• Exercise prompt
How many lines in the records below contain the string "section"? Reply with the number alone.

• Records for this task
--------------------------------------------------
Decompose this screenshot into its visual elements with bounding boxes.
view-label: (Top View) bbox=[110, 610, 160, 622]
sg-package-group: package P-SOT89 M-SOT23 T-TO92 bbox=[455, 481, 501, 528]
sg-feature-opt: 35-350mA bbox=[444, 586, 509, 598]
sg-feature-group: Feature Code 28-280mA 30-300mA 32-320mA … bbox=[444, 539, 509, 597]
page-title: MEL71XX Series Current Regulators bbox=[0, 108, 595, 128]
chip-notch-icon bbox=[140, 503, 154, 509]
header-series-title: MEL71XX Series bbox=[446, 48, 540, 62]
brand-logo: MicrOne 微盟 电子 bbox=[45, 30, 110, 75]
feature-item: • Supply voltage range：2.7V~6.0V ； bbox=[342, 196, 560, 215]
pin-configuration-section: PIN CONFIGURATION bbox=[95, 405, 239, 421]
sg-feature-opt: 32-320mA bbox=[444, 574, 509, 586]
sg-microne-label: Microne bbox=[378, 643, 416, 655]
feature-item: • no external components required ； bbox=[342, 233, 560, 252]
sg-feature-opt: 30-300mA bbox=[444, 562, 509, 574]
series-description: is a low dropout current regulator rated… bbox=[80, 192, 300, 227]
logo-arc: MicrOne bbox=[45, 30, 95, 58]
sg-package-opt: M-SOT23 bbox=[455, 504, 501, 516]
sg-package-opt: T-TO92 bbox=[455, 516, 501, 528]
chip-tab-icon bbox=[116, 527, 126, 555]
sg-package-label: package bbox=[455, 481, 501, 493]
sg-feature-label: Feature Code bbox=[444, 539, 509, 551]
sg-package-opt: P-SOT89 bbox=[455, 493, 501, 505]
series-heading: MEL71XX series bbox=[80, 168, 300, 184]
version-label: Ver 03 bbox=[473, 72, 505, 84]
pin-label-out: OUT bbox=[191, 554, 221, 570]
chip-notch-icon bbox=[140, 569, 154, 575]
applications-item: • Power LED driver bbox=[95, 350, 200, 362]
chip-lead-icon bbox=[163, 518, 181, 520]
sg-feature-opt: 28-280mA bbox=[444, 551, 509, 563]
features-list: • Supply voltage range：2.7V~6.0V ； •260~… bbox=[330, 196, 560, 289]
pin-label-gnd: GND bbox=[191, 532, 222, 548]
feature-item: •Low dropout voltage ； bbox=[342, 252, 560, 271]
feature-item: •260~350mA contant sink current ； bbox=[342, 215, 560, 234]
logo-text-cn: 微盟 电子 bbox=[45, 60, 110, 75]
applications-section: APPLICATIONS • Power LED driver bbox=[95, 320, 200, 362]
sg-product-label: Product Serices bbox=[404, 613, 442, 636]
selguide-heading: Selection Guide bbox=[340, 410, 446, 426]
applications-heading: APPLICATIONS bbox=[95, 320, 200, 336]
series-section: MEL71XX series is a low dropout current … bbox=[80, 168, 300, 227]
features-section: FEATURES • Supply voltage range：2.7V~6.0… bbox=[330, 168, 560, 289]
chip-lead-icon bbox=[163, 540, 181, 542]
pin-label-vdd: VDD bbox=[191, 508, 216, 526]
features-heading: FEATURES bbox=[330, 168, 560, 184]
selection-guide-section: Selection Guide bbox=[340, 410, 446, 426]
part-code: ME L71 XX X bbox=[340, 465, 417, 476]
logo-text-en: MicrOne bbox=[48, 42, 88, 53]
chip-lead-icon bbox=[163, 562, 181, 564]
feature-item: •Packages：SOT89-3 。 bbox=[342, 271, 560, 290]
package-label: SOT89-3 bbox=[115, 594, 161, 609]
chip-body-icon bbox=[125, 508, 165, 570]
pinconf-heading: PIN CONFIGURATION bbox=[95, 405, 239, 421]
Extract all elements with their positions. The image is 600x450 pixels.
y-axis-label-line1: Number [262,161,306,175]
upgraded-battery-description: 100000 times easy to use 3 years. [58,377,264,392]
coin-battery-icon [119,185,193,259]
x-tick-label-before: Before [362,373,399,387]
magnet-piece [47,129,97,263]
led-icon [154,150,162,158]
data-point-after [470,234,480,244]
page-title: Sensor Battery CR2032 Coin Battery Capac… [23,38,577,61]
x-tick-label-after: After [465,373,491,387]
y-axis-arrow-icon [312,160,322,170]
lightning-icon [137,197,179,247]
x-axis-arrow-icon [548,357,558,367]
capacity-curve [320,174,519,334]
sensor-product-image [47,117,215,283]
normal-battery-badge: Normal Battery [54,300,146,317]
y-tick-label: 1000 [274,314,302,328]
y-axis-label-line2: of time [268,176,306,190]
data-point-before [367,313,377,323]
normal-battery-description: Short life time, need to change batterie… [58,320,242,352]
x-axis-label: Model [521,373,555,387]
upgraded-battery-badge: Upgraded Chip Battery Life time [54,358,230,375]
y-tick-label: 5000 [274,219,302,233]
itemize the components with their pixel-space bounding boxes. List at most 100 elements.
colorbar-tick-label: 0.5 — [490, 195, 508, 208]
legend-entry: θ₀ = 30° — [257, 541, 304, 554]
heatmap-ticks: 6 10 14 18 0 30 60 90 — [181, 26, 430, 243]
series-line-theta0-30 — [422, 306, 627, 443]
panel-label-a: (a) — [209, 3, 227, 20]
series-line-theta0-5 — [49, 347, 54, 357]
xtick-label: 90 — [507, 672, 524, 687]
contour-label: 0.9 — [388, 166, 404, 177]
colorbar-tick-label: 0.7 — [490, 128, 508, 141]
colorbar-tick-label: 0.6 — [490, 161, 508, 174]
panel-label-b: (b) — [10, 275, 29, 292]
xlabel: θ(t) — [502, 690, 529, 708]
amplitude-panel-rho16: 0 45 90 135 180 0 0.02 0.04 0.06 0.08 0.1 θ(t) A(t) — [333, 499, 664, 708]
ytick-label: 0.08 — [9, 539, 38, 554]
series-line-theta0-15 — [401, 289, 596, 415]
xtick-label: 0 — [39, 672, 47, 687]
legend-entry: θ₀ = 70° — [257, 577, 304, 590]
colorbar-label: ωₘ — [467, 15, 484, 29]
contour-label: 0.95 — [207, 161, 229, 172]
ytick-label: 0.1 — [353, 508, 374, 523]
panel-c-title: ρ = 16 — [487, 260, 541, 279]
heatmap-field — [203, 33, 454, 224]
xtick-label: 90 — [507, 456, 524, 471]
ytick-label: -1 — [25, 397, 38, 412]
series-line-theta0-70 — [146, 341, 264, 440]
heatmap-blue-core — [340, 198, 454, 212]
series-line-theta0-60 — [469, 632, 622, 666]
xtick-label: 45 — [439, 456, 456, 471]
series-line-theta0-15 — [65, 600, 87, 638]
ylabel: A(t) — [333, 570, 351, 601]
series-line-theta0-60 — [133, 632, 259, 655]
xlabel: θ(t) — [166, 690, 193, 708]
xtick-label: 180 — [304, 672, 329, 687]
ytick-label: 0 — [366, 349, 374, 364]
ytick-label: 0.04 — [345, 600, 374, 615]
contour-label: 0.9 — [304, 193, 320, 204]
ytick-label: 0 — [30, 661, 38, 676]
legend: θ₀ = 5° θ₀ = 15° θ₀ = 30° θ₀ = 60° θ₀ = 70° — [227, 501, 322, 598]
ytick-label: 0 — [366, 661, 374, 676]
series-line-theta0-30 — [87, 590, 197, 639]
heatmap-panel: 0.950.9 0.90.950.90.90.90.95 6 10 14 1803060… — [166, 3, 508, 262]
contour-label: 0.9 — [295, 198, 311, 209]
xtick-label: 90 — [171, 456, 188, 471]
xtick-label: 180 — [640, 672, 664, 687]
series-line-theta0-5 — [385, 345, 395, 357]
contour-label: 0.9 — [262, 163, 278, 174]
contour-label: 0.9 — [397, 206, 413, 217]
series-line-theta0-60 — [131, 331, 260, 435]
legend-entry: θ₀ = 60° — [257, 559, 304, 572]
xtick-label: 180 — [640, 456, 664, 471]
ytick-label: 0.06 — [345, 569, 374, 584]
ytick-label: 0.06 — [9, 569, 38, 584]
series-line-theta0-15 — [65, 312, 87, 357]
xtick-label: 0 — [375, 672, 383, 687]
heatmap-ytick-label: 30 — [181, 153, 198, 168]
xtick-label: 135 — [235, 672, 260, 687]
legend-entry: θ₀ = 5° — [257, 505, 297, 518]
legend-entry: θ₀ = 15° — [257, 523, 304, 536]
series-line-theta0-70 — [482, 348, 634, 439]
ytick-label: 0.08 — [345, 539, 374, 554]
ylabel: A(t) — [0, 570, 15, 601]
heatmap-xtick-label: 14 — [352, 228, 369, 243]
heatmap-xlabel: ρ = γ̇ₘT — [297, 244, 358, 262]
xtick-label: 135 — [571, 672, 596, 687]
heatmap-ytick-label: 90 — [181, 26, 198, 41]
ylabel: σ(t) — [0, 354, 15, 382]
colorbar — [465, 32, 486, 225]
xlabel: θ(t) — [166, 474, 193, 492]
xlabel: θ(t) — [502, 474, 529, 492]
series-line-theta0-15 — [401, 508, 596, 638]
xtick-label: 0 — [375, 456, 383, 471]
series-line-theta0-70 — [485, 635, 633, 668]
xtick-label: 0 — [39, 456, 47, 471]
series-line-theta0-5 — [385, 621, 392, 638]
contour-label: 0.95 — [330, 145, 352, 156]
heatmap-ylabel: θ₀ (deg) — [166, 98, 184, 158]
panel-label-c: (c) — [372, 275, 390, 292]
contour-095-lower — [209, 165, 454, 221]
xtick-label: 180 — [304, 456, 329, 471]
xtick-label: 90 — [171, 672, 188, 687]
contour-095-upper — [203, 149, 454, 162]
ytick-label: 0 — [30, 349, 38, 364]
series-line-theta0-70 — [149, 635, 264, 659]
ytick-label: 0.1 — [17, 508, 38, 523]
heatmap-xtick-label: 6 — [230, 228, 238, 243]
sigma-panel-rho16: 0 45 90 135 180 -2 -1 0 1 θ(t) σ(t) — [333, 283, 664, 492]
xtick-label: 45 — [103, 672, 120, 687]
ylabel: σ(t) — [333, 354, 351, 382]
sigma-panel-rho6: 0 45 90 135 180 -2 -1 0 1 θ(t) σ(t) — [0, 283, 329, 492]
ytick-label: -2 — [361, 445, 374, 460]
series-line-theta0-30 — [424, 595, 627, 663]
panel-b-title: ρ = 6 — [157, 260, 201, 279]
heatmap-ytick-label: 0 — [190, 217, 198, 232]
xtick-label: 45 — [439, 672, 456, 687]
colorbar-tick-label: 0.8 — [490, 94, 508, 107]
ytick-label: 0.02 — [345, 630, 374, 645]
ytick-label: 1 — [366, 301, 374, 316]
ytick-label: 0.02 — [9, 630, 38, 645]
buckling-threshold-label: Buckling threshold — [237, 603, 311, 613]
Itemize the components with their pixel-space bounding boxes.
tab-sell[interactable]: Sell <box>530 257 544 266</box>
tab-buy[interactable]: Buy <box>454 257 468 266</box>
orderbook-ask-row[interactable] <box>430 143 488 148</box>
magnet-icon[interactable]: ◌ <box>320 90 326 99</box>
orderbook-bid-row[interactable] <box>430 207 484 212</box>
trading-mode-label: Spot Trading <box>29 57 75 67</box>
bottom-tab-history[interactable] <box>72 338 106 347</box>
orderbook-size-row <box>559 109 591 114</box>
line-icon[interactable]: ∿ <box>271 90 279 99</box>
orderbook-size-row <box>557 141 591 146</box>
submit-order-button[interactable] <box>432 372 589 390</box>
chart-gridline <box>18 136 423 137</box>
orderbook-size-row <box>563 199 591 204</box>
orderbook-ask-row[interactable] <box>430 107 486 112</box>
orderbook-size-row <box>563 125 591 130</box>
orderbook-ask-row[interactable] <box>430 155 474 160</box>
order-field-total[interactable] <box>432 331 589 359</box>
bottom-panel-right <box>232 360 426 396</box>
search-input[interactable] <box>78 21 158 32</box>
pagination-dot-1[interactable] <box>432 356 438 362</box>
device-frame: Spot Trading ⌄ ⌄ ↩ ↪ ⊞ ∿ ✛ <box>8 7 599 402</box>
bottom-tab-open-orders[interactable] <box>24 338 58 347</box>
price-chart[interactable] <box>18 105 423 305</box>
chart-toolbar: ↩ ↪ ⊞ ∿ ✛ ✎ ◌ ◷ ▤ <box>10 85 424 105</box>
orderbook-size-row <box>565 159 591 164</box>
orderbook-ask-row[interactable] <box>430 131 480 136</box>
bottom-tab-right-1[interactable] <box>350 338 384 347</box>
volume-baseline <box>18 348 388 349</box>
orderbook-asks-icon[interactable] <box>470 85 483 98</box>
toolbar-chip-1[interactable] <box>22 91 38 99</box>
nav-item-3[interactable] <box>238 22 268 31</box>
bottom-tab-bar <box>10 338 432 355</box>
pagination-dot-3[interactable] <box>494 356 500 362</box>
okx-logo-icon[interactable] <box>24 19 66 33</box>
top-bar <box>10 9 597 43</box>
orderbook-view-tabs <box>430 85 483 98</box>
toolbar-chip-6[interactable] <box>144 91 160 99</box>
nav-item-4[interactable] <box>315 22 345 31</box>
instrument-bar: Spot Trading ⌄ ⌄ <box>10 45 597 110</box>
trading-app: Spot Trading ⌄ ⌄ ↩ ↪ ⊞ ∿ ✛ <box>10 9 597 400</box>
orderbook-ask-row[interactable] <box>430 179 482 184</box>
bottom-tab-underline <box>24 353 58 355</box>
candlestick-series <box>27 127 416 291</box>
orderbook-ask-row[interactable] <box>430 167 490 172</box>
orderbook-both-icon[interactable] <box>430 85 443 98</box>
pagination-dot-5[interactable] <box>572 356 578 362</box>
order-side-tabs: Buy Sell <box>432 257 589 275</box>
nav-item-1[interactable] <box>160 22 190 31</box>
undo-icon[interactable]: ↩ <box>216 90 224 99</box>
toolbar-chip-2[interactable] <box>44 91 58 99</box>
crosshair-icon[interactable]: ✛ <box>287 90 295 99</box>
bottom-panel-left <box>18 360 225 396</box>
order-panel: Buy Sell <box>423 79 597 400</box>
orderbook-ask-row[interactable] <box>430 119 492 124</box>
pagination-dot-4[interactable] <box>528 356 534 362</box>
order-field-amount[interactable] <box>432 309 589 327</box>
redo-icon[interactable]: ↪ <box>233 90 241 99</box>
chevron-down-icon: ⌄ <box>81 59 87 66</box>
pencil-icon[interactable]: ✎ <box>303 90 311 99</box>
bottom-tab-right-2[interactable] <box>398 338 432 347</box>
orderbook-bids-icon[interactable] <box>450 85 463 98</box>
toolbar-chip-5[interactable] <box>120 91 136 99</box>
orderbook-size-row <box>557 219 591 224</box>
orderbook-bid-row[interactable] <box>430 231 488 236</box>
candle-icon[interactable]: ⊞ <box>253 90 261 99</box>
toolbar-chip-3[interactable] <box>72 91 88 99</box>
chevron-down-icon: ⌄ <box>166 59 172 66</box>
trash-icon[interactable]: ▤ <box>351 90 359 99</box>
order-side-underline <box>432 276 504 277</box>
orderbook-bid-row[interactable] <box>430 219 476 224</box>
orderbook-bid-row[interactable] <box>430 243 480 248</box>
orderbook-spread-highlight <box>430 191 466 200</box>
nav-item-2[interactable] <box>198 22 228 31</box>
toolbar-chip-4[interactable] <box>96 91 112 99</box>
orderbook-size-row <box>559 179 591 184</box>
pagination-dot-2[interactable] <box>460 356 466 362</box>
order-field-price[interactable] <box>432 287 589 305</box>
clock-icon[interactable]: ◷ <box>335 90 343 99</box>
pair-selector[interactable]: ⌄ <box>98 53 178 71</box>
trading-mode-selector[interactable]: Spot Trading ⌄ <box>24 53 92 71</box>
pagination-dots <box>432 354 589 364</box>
--------------------------------------------------
• Output of the task
5